YOUR GOAL: Which lines run from the one containing "Decode this image" to the end of the entries? Quote them exactly, and nothing else.
--- start ---
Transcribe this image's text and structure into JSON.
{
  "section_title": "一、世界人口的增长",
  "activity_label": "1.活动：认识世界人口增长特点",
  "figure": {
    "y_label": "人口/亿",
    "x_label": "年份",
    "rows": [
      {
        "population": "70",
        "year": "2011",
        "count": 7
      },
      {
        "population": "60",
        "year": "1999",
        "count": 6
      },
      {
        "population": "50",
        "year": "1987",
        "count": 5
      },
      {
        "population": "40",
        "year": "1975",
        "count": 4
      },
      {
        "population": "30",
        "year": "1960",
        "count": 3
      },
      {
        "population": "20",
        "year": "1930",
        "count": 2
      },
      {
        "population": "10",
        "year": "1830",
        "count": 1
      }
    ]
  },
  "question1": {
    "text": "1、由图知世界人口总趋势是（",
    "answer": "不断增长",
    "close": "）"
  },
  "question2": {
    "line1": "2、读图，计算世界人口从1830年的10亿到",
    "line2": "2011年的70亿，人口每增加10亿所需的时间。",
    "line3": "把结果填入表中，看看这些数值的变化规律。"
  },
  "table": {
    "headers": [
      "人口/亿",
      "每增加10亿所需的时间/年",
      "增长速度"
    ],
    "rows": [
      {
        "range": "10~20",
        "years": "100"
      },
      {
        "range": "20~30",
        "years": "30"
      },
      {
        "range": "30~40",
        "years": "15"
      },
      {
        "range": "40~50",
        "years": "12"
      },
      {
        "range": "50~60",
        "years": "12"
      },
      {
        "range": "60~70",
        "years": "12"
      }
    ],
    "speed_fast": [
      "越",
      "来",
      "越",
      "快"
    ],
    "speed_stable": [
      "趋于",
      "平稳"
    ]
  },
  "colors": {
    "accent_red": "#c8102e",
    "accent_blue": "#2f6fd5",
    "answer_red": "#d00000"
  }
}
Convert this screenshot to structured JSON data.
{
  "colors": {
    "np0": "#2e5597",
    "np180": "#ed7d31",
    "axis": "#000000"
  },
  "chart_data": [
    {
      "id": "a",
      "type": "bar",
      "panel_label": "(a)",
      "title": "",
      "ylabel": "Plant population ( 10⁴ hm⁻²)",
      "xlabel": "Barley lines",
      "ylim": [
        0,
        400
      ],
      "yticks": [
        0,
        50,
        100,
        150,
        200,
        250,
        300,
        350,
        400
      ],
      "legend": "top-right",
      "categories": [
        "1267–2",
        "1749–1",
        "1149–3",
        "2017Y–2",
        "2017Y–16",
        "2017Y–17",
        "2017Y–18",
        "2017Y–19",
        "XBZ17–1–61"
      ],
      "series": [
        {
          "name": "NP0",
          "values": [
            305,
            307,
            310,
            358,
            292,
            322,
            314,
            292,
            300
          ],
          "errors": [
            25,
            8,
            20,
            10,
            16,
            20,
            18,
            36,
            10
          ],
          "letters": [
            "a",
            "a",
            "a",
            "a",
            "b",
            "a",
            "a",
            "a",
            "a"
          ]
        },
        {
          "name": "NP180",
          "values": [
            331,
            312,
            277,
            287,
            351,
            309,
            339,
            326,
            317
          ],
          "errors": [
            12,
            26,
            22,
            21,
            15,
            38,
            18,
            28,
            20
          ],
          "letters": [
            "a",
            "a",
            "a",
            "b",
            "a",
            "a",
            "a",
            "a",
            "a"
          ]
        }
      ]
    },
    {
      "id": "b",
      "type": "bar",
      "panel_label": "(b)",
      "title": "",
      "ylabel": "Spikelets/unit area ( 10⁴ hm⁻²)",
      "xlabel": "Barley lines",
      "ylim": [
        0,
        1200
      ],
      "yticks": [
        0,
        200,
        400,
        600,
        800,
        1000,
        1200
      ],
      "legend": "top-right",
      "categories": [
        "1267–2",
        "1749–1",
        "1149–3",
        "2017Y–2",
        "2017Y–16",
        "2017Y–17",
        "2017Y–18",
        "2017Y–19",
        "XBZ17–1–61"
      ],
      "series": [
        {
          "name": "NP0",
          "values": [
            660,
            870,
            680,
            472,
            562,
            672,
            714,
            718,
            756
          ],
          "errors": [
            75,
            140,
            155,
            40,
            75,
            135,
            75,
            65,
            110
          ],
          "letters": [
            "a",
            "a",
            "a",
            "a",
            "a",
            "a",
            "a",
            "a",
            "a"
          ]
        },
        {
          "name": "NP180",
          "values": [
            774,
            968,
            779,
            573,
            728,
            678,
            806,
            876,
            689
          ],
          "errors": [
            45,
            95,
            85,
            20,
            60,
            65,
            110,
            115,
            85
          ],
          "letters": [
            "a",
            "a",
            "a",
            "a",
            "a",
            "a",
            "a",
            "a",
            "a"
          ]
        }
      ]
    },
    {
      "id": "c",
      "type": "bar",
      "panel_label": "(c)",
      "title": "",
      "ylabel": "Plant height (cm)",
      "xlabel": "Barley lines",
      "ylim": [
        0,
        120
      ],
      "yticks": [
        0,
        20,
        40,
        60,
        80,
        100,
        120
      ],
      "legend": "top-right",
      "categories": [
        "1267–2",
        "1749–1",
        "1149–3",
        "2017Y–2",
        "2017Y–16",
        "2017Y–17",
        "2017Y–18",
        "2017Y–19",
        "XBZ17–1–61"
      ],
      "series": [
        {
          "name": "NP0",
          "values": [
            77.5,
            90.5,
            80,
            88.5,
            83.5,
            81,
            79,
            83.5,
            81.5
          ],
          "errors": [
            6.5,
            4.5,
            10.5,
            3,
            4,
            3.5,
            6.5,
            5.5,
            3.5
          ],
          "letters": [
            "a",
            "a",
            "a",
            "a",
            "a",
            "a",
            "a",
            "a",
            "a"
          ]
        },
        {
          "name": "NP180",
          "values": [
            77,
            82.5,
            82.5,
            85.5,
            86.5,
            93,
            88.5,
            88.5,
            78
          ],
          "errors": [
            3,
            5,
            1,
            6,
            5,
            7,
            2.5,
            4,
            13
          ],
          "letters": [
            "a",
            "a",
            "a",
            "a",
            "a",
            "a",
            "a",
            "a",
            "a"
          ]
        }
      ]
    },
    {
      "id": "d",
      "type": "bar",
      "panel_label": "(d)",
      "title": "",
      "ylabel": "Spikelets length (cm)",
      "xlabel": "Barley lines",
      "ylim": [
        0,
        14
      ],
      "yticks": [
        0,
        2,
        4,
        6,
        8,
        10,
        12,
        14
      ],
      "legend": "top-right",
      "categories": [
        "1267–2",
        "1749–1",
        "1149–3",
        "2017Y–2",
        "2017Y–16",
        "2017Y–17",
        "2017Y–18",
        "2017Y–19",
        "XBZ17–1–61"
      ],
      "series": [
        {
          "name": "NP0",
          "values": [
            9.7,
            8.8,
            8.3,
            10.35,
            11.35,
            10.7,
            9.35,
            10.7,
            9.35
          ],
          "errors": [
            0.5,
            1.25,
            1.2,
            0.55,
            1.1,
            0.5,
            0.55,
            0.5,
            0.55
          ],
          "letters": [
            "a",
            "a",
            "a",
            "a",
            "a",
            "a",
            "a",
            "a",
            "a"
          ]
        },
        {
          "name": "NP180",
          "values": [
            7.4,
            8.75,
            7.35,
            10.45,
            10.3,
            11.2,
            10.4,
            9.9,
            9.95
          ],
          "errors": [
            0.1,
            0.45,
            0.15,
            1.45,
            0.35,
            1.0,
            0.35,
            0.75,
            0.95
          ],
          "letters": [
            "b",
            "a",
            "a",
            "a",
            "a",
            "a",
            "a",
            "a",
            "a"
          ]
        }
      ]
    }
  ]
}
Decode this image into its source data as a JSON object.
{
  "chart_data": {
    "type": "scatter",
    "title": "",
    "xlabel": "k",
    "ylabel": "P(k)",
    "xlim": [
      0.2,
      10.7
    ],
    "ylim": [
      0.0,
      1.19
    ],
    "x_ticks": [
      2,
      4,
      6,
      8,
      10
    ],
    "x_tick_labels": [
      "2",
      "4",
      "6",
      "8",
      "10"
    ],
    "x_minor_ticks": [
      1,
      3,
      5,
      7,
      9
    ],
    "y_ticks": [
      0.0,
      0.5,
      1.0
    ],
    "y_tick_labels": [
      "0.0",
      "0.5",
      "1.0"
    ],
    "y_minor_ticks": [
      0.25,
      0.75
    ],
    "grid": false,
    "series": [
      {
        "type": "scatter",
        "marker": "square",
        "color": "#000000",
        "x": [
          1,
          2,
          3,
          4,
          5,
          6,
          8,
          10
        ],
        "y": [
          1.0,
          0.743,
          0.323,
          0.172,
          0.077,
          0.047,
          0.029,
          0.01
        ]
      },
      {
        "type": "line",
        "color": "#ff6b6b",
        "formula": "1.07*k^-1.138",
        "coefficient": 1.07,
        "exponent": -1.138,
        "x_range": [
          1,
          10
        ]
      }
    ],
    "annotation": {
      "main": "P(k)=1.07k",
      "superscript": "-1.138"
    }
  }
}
--- end ---
RESPONSE TO THIS TASK:
Decode this image into its source data as a JSON object.
{
  "chart_data": {
    "type": "scatter",
    "title": "",
    "xlabel": "k",
    "ylabel": "P(k)",
    "xlim": [
      0.2,
      10.7
    ],
    "ylim": [
      0.0,
      1.19
    ],
    "x_ticks": [
      2,
      4,
      6,
      8,
      10
    ],
    "x_tick_labels": [
      "2",
      "4",
      "6",
      "8",
      "10"
    ],
    "x_minor_ticks": [
      1,
      3,
      5,
      7,
      9
    ],
    "y_ticks": [
      0.0,
      0.5,
      1.0
    ],
    "y_tick_labels": [
      "0.0",
      "0.5",
      "1.0"
    ],
    "y_minor_ticks": [
      0.25,
      0.75
    ],
    "grid": false,
    "series": [
      {
        "type": "scatter",
        "marker": "square",
        "color": "#000000",
        "x": [
          1,
          2,
          3,
          4,
          5,
          6,
          8,
          10
        ],
        "y": [
          1.0,
          0.743,
          0.323,
          0.172,
          0.077,
          0.047,
          0.029,
          0.01
        ]
      },
      {
        "type": "line",
        "color": "#ff6b6b",
        "formula": "1.07*k^-1.138",
        "coefficient": 1.07,
        "exponent": -1.138,
        "x_range": [
          1,
          10
        ]
      }
    ],
    "annotation": {
      "main": "P(k)=1.07k",
      "superscript": "-1.138"
    }
  }
}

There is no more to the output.